• _TASK STATEMENT_
Transcribe the material in full. Nothing should differ except that the pictures are left out.

• _LISTED ENTRIES_

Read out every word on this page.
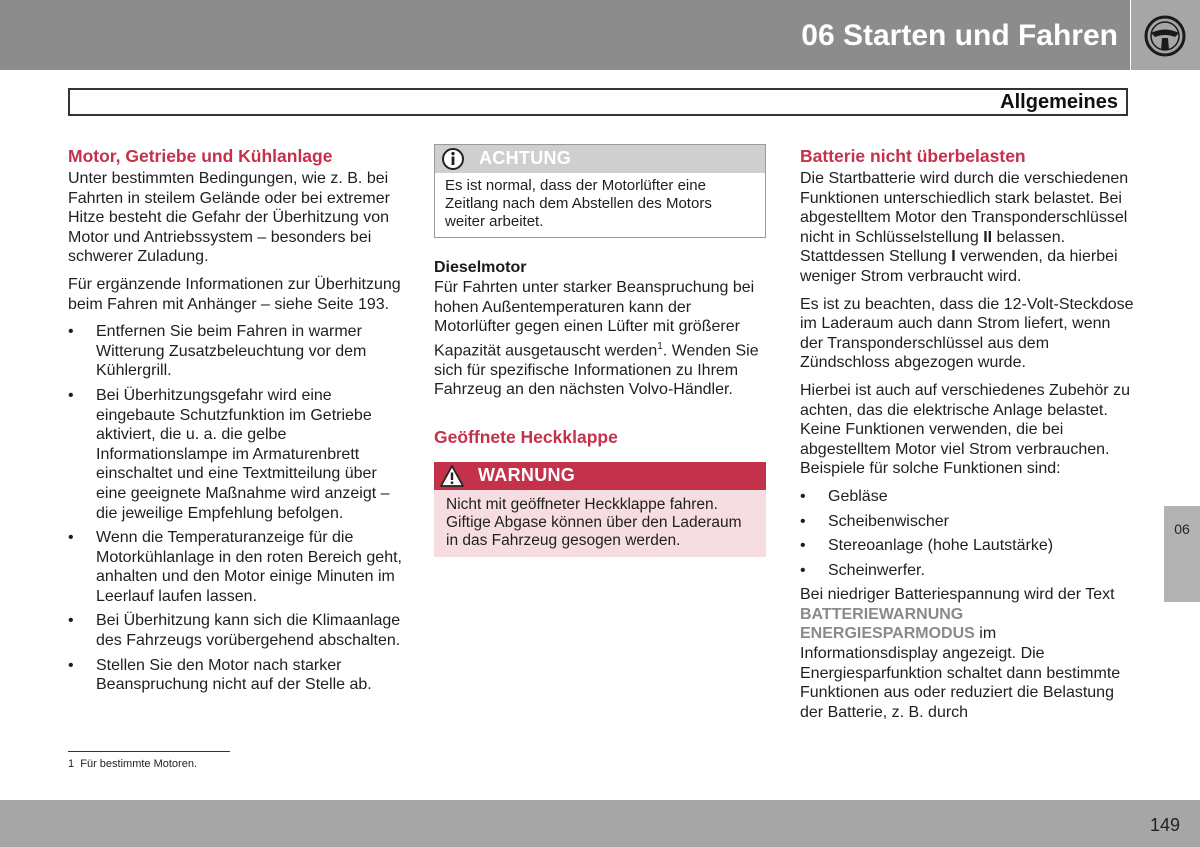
06 Starten und Fahren
Allgemeines
Motor, Getriebe und Kühlanlage

Unter bestimmten Bedingungen, wie z. B. bei Fahrten in steilem Gelände oder bei extremer Hitze besteht die Gefahr der Überhitzung von Motor und Antriebssystem – besonders bei schwerer Zuladung.

Für ergänzende Informationen zur Überhitzung beim Fahren mit Anhänger – siehe Seite 193.

•	Entfernen Sie beim Fahren in warmer Witterung Zusatzbeleuchtung vor dem Kühlergrill.
•	Bei Überhitzungsgefahr wird eine eingebaute Schutzfunktion im Getriebe aktiviert, die u. a. die gelbe Informationslampe im Armaturenbrett einschaltet und eine Textmitteilung über eine geeignete Maßnahme wird anzeigt – die jeweilige Empfehlung befolgen.
•	Wenn die Temperaturanzeige für die Motorkühlanlage in den roten Bereich geht, anhalten und den Motor einige Minuten im Leerlauf laufen lassen.
•	Bei Überhitzung kann sich die Klimaanlage des Fahrzeugs vorübergehend abschalten.
•	Stellen Sie den Motor nach starker Beanspruchung nicht auf der Stelle ab.
ACHTUNG
Es ist normal, dass der Motorlüfter eine Zeitlang nach dem Abstellen des Motors weiter arbeitet.
Dieselmotor

Für Fahrten unter starker Beanspruchung bei hohen Außentemperaturen kann der Motorlüfter gegen einen Lüfter mit größerer Kapazität ausgetauscht werden$^1$. Wenden Sie sich für spezifische Informationen zu Ihrem Fahrzeug an den nächsten Volvo-Händler.

Geöffnete Heckklappe
WARNUNG
Nicht mit geöffneter Heckklappe fahren. Giftige Abgase können über den Laderaum in das Fahrzeug gesogen werden.
Batterie nicht überbelasten

Die Startbatterie wird durch die verschiedenen Funktionen unterschiedlich stark belastet. Bei abgestelltem Motor den Transponderschlüssel nicht in Schlüsselstellung II belassen. Stattdessen Stellung I verwenden, da hierbei weniger Strom verbraucht wird.

Es ist zu beachten, dass die 12-Volt-Steckdose im Laderaum auch dann Strom liefert, wenn der Transponderschlüssel aus dem Zündschloss abgezogen wurde.

Hierbei ist auch auf verschiedenes Zubehör zu achten, das die elektrische Anlage belastet. Keine Funktionen verwenden, die bei abgestelltem Motor viel Strom verbrauchen. Beispiele für solche Funktionen sind:

•	Gebläse
•	Scheibenwischer
•	Stereoanlage (hohe Lautstärke)
•	Scheinwerfer.

Bei niedriger Batteriespannung wird der Text
BATTERIEWARNUNG
ENERGIESPARMODUS im Informationsdisplay angezeigt. Die Energiesparfunktion schaltet dann bestimmte Funktionen aus oder reduziert die Belastung der Batterie, z. B. durch

1 Für bestimmte Motoren.
06
149
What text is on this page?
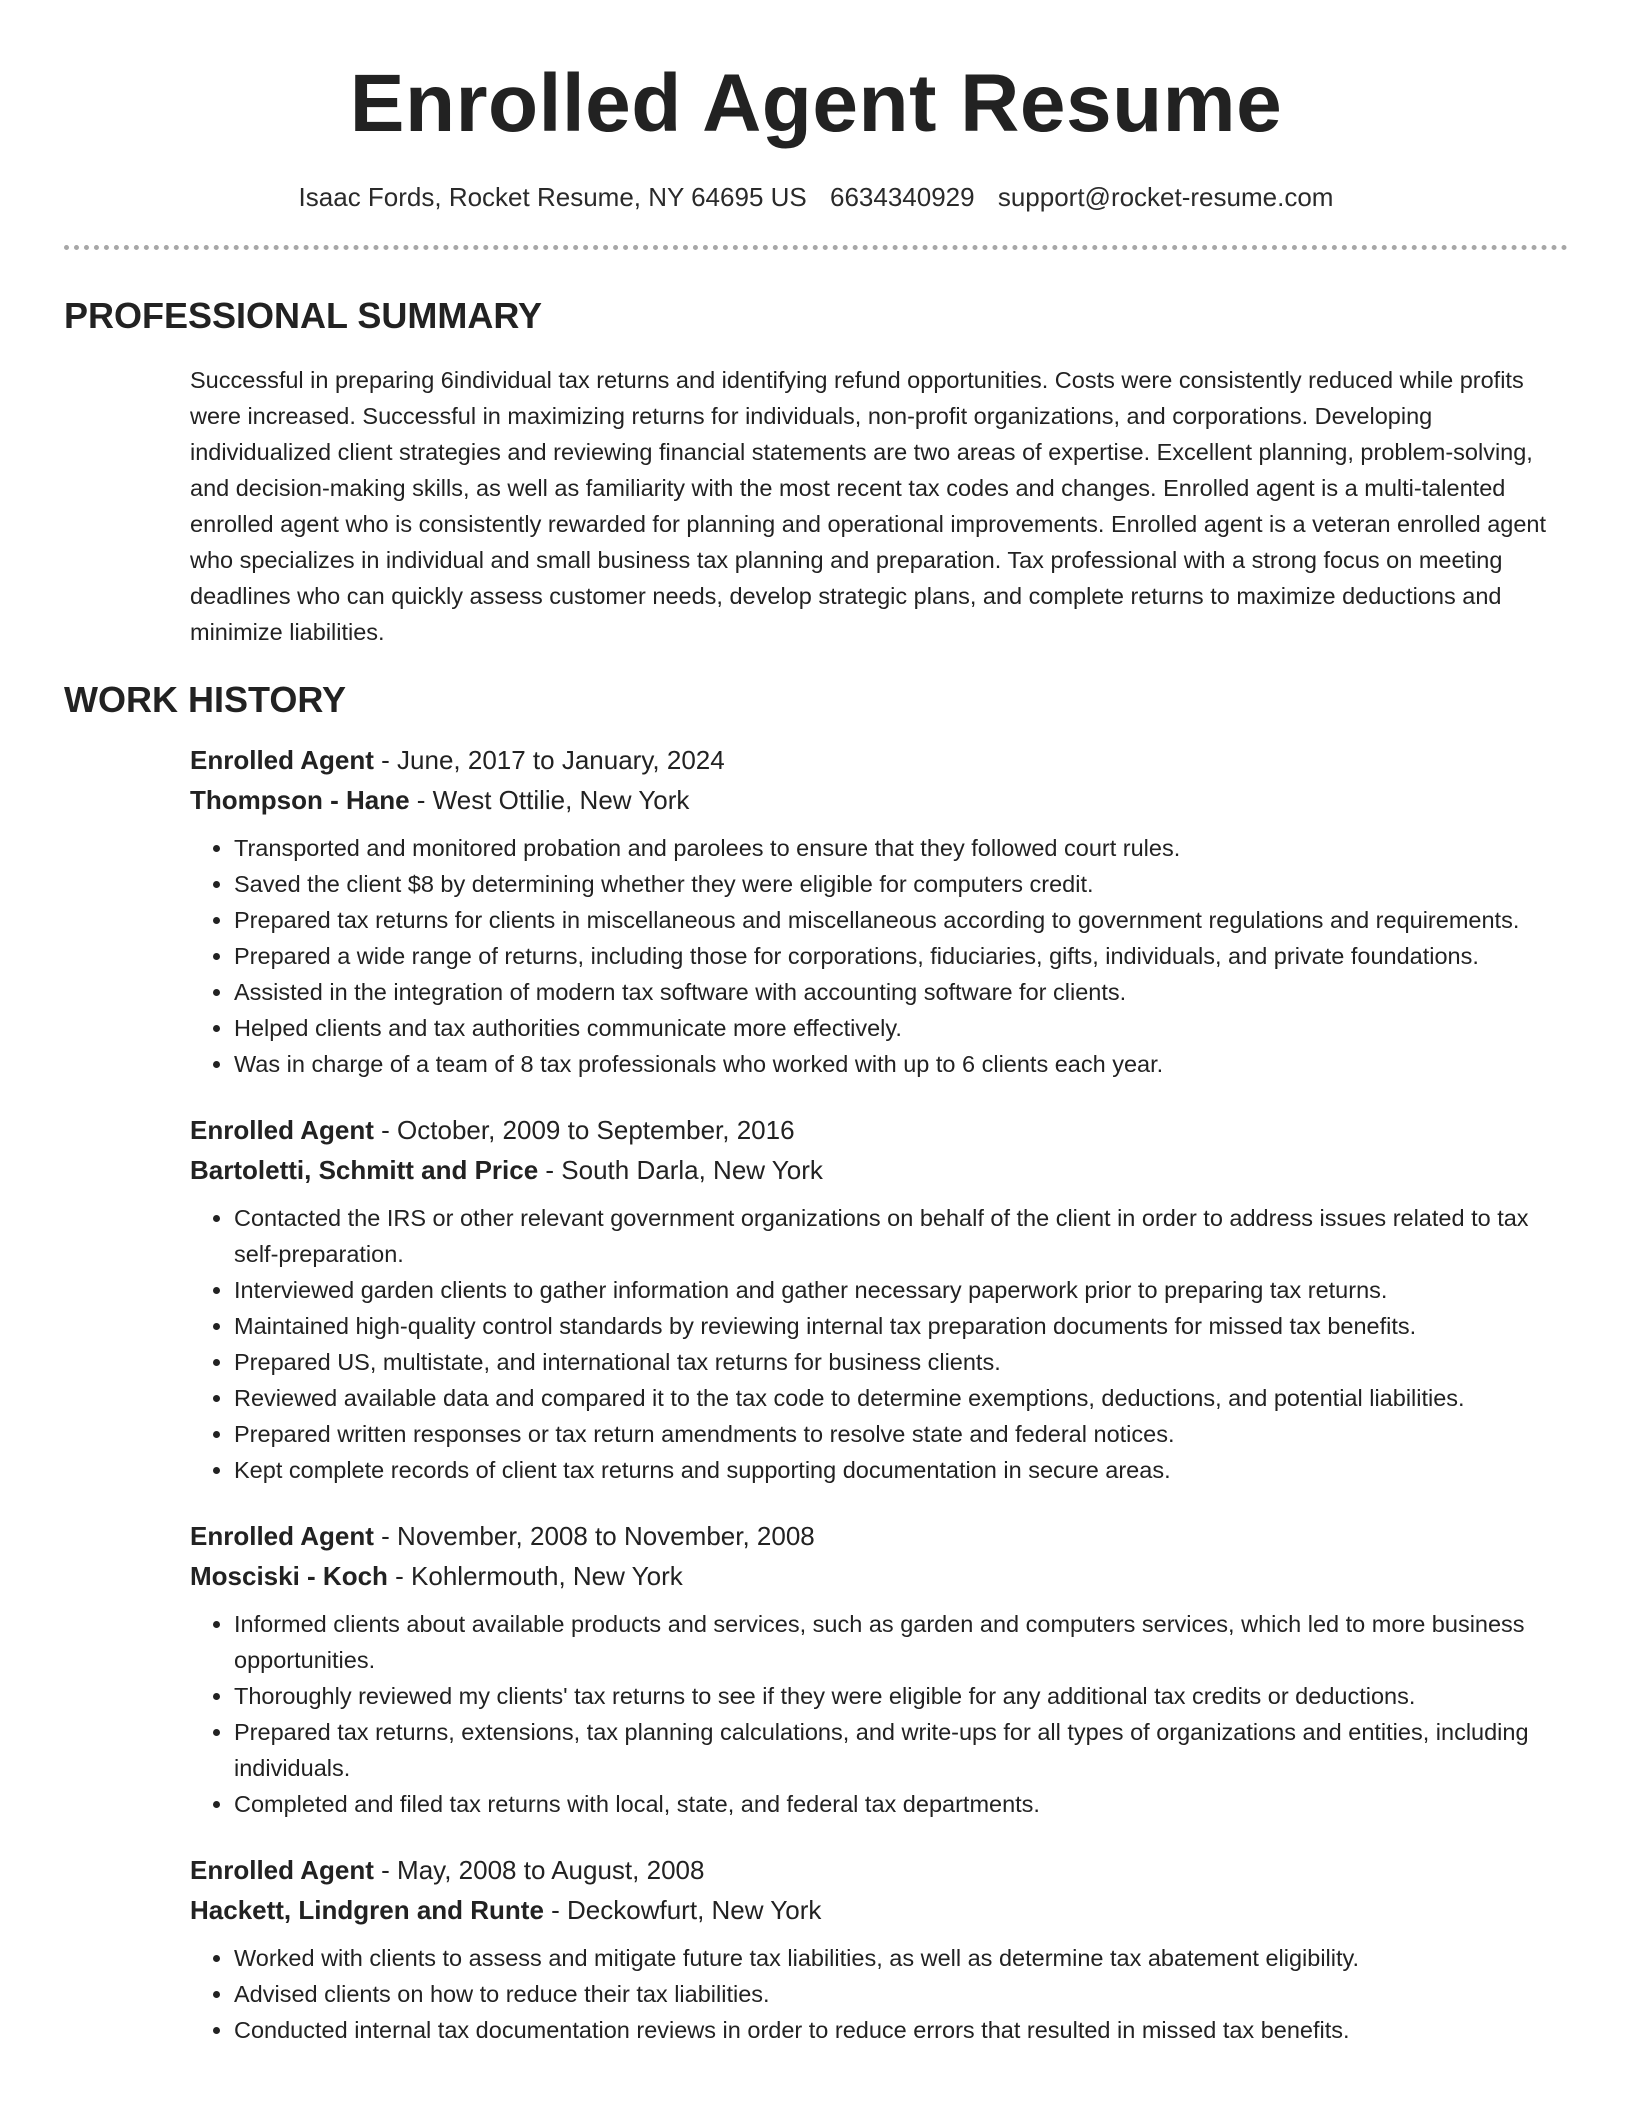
Enrolled Agent Resume
Isaac Fords, Rocket Resume, NY 64695 US 6634340929 support@rocket-resume.com
PROFESSIONAL SUMMARY
Successful in preparing 6individual tax returns and identifying refund opportunities. Costs were consistently reduced while profits were increased. Successful in maximizing returns for individuals, non-profit organizations, and corporations. Developing individualized client strategies and reviewing financial statements are two areas of expertise. Excellent planning, problem-solving, and decision-making skills, as well as familiarity with the most recent tax codes and changes. Enrolled agent is a multi-talented enrolled agent who is consistently rewarded for planning and operational improvements. Enrolled agent is a veteran enrolled agent who specializes in individual and small business tax planning and preparation. Tax professional with a strong focus on meeting deadlines who can quickly assess customer needs, develop strategic plans, and complete returns to maximize deductions and minimize liabilities.
WORK HISTORY
Enrolled Agent - June, 2017 to January, 2024
Thompson - Hane - West Ottilie, New York
• Transported and monitored probation and parolees to ensure that they followed court rules.
• Saved the client $8 by determining whether they were eligible for computers credit.
• Prepared tax returns for clients in miscellaneous and miscellaneous according to government regulations and requirements.
• Prepared a wide range of returns, including those for corporations, fiduciaries, gifts, individuals, and private foundations.
• Assisted in the integration of modern tax software with accounting software for clients.
• Helped clients and tax authorities communicate more effectively.
• Was in charge of a team of 8 tax professionals who worked with up to 6 clients each year.
Enrolled Agent - October, 2009 to September, 2016
Bartoletti, Schmitt and Price - South Darla, New York
• Contacted the IRS or other relevant government organizations on behalf of the client in order to address issues related to tax self-preparation.
• Interviewed garden clients to gather information and gather necessary paperwork prior to preparing tax returns.
• Maintained high-quality control standards by reviewing internal tax preparation documents for missed tax benefits.
• Prepared US, multistate, and international tax returns for business clients.
• Reviewed available data and compared it to the tax code to determine exemptions, deductions, and potential liabilities.
• Prepared written responses or tax return amendments to resolve state and federal notices.
• Kept complete records of client tax returns and supporting documentation in secure areas.
Enrolled Agent - November, 2008 to November, 2008
Mosciski - Koch - Kohlermouth, New York
• Informed clients about available products and services, such as garden and computers services, which led to more business opportunities.
• Thoroughly reviewed my clients' tax returns to see if they were eligible for any additional tax credits or deductions.
• Prepared tax returns, extensions, tax planning calculations, and write-ups for all types of organizations and entities, including individuals.
• Completed and filed tax returns with local, state, and federal tax departments.
Enrolled Agent - May, 2008 to August, 2008
Hackett, Lindgren and Runte - Deckowfurt, New York
• Worked with clients to assess and mitigate future tax liabilities, as well as determine tax abatement eligibility.
• Advised clients on how to reduce their tax liabilities.
• Conducted internal tax documentation reviews in order to reduce errors that resulted in missed tax benefits.
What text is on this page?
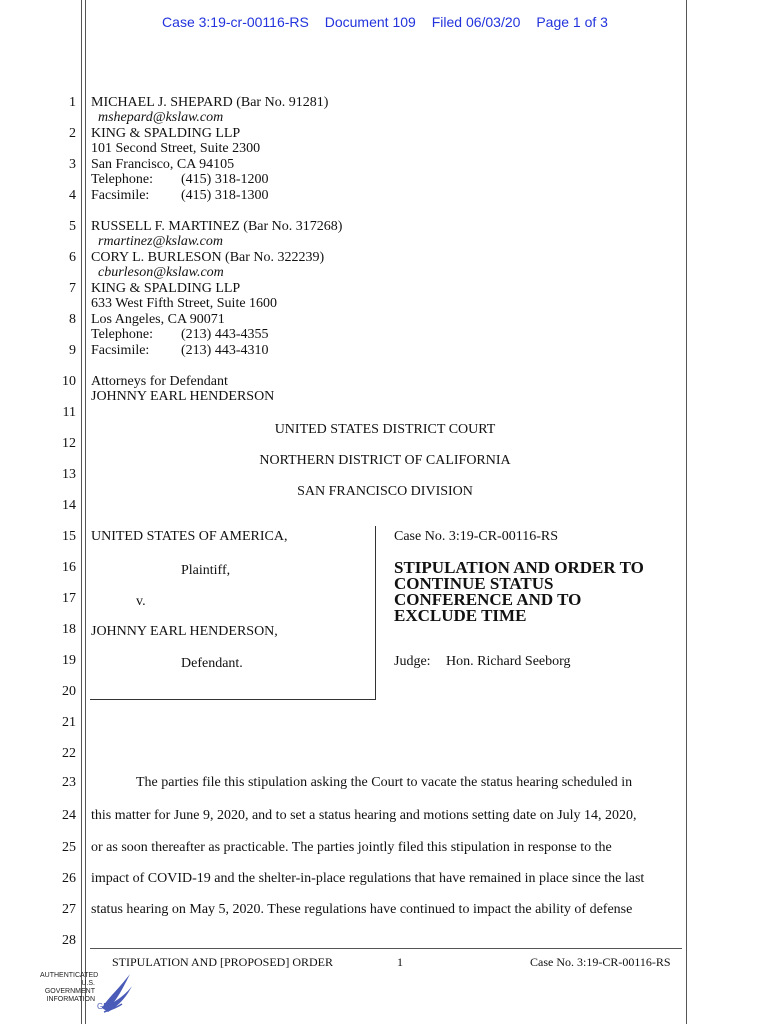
Case 3:19-cr-00116-RS Document 109 Filed 06/03/20 Page 1 of 3
1
2
3
4
5
6
7
8
9
10
11
12
13
14
15
16
17
18
19
20
21
22
23
24
25
26
27
28
MICHAEL J. SHEPARD (Bar No. 91281)
mshepard@kslaw.com
KING & SPALDING LLP
101 Second Street, Suite 2300
San Francisco, CA 94105
Telephone: (415) 318-1200
Facsimile: (415) 318-1300
RUSSELL F. MARTINEZ (Bar No. 317268)
rmartinez@kslaw.com
CORY L. BURLESON (Bar No. 322239)
cburleson@kslaw.com
KING & SPALDING LLP
633 West Fifth Street, Suite 1600
Los Angeles, CA 90071
Telephone: (213) 443-4355
Facsimile: (213) 443-4310
Attorneys for Defendant
JOHNNY EARL HENDERSON
UNITED STATES DISTRICT COURT
NORTHERN DISTRICT OF CALIFORNIA
SAN FRANCISCO DIVISION
UNITED STATES OF AMERICA,
Plaintiff,
v.
JOHNNY EARL HENDERSON,
Defendant.
Case No. 3:19-CR-00116-RS
STIPULATION AND ORDER TO CONTINUE STATUS CONFERENCE AND TO EXCLUDE TIME
Judge: Hon. Richard Seeborg
The parties file this stipulation asking the Court to vacate the status hearing scheduled in
this matter for June 9, 2020, and to set a status hearing and motions setting date on July 14, 2020,
or as soon thereafter as practicable. The parties jointly filed this stipulation in response to the
impact of COVID-19 and the shelter-in-place regulations that have remained in place since the last
status hearing on May 5, 2020. These regulations have continued to impact the ability of defense
STIPULATION AND [PROPOSED] ORDER	1	Case No. 3:19-CR-00116-RS
AUTHENTICATED
U.S. GOVERNMENT
INFORMATION
GPO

• _REPLY_
Read out every word on this page.
06 Starten und Fahren
Allgemeines
Motor, Getriebe und Kühlanlage

Unter bestimmten Bedingungen, wie z. B. bei Fahrten in steilem Gelände oder bei extremer Hitze besteht die Gefahr der Überhitzung von Motor und Antriebssystem – besonders bei schwerer Zuladung.

Für ergänzende Informationen zur Überhitzung beim Fahren mit Anhänger – siehe Seite 193.

•	Entfernen Sie beim Fahren in warmer Witterung Zusatzbeleuchtung vor dem Kühlergrill.
•	Bei Überhitzungsgefahr wird eine eingebaute Schutzfunktion im Getriebe aktiviert, die u. a. die gelbe Informationslampe im Armaturenbrett einschaltet und eine Textmitteilung über eine geeignete Maßnahme wird anzeigt – die jeweilige Empfehlung befolgen.
•	Wenn die Temperaturanzeige für die Motorkühlanlage in den roten Bereich geht, anhalten und den Motor einige Minuten im Leerlauf laufen lassen.
•	Bei Überhitzung kann sich die Klimaanlage des Fahrzeugs vorübergehend abschalten.
•	Stellen Sie den Motor nach starker Beanspruchung nicht auf der Stelle ab.
ACHTUNG
Es ist normal, dass der Motorlüfter eine Zeitlang nach dem Abstellen des Motors weiter arbeitet.
Dieselmotor

Für Fahrten unter starker Beanspruchung bei hohen Außentemperaturen kann der Motorlüfter gegen einen Lüfter mit größerer Kapazität ausgetauscht werden$^1$. Wenden Sie sich für spezifische Informationen zu Ihrem Fahrzeug an den nächsten Volvo-Händler.

Geöffnete Heckklappe
WARNUNG
Nicht mit geöffneter Heckklappe fahren. Giftige Abgase können über den Laderaum in das Fahrzeug gesogen werden.
Batterie nicht überbelasten

Die Startbatterie wird durch die verschiedenen Funktionen unterschiedlich stark belastet. Bei abgestelltem Motor den Transponderschlüssel nicht in Schlüsselstellung II belassen. Stattdessen Stellung I verwenden, da hierbei weniger Strom verbraucht wird.

Es ist zu beachten, dass die 12-Volt-Steckdose im Laderaum auch dann Strom liefert, wenn der Transponderschlüssel aus dem Zündschloss abgezogen wurde.

Hierbei ist auch auf verschiedenes Zubehör zu achten, das die elektrische Anlage belastet. Keine Funktionen verwenden, die bei abgestelltem Motor viel Strom verbrauchen. Beispiele für solche Funktionen sind:

•	Gebläse
•	Scheibenwischer
•	Stereoanlage (hohe Lautstärke)
•	Scheinwerfer.

Bei niedriger Batteriespannung wird der Text
BATTERIEWARNUNG
ENERGIESPARMODUS im Informationsdisplay angezeigt. Die Energiesparfunktion schaltet dann bestimmte Funktionen aus oder reduziert die Belastung der Batterie, z. B. durch

1 Für bestimmte Motoren.
06
149
What text is on this page?
Enrolled Agent Resume
Isaac Fords, Rocket Resume, NY 64695 US 6634340929 support@rocket-resume.com
PROFESSIONAL SUMMARY
Successful in preparing 6individual tax returns and identifying refund opportunities. Costs were consistently reduced while profits were increased. Successful in maximizing returns for individuals, non-profit organizations, and corporations. Developing individualized client strategies and reviewing financial statements are two areas of expertise. Excellent planning, problem-solving, and decision-making skills, as well as familiarity with the most recent tax codes and changes. Enrolled agent is a multi-talented enrolled agent who is consistently rewarded for planning and operational improvements. Enrolled agent is a veteran enrolled agent who specializes in individual and small business tax planning and preparation. Tax professional with a strong focus on meeting deadlines who can quickly assess customer needs, develop strategic plans, and complete returns to maximize deductions and minimize liabilities.
WORK HISTORY
Enrolled Agent - June, 2017 to January, 2024
Thompson - Hane - West Ottilie, New York
• Transported and monitored probation and parolees to ensure that they followed court rules.
• Saved the client $8 by determining whether they were eligible for computers credit.
• Prepared tax returns for clients in miscellaneous and miscellaneous according to government regulations and requirements.
• Prepared a wide range of returns, including those for corporations, fiduciaries, gifts, individuals, and private foundations.
• Assisted in the integration of modern tax software with accounting software for clients.
• Helped clients and tax authorities communicate more effectively.
• Was in charge of a team of 8 tax professionals who worked with up to 6 clients each year.
Enrolled Agent - October, 2009 to September, 2016
Bartoletti, Schmitt and Price - South Darla, New York
• Contacted the IRS or other relevant government organizations on behalf of the client in order to address issues related to tax self-preparation.
• Interviewed garden clients to gather information and gather necessary paperwork prior to preparing tax returns.
• Maintained high-quality control standards by reviewing internal tax preparation documents for missed tax benefits.
• Prepared US, multistate, and international tax returns for business clients.
• Reviewed available data and compared it to the tax code to determine exemptions, deductions, and potential liabilities.
• Prepared written responses or tax return amendments to resolve state and federal notices.
• Kept complete records of client tax returns and supporting documentation in secure areas.
Enrolled Agent - November, 2008 to November, 2008
Mosciski - Koch - Kohlermouth, New York
• Informed clients about available products and services, such as garden and computers services, which led to more business opportunities.
• Thoroughly reviewed my clients' tax returns to see if they were eligible for any additional tax credits or deductions.
• Prepared tax returns, extensions, tax planning calculations, and write-ups for all types of organizations and entities, including individuals.
• Completed and filed tax returns with local, state, and federal tax departments.
Enrolled Agent - May, 2008 to August, 2008
Hackett, Lindgren and Runte - Deckowfurt, New York
• Worked with clients to assess and mitigate future tax liabilities, as well as determine tax abatement eligibility.
• Advised clients on how to reduce their tax liabilities.
• Conducted internal tax documentation reviews in order to reduce errors that resulted in missed tax benefits.
What text is on this page?
Case 3:19-cr-00116-RS Document 109 Filed 06/03/20 Page 1 of 3
1
2
3
4
5
6
7
8
9
10
11
12
13
14
15
16
17
18
19
20
21
22
23
24
25
26
27
28
MICHAEL J. SHEPARD (Bar No. 91281)
mshepard@kslaw.com
KING & SPALDING LLP
101 Second Street, Suite 2300
San Francisco, CA 94105
Telephone: (415) 318-1200
Facsimile: (415) 318-1300
RUSSELL F. MARTINEZ (Bar No. 317268)
rmartinez@kslaw.com
CORY L. BURLESON (Bar No. 322239)
cburleson@kslaw.com
KING & SPALDING LLP
633 West Fifth Street, Suite 1600
Los Angeles, CA 90071
Telephone: (213) 443-4355
Facsimile: (213) 443-4310
Attorneys for Defendant
JOHNNY EARL HENDERSON
UNITED STATES DISTRICT COURT
NORTHERN DISTRICT OF CALIFORNIA
SAN FRANCISCO DIVISION
UNITED STATES OF AMERICA,
Plaintiff,
v.
JOHNNY EARL HENDERSON,
Defendant.
Case No. 3:19-CR-00116-RS
STIPULATION AND ORDER TO CONTINUE STATUS CONFERENCE AND TO EXCLUDE TIME
Judge: Hon. Richard Seeborg
The parties file this stipulation asking the Court to vacate the status hearing scheduled in
this matter for June 9, 2020, and to set a status hearing and motions setting date on July 14, 2020,
or as soon thereafter as practicable. The parties jointly filed this stipulation in response to the
impact of COVID-19 and the shelter-in-place regulations that have remained in place since the last
status hearing on May 5, 2020. These regulations have continued to impact the ability of defense
STIPULATION AND [PROPOSED] ORDER	1	Case No. 3:19-CR-00116-RS
AUTHENTICATED
U.S. GOVERNMENT
INFORMATION
GPO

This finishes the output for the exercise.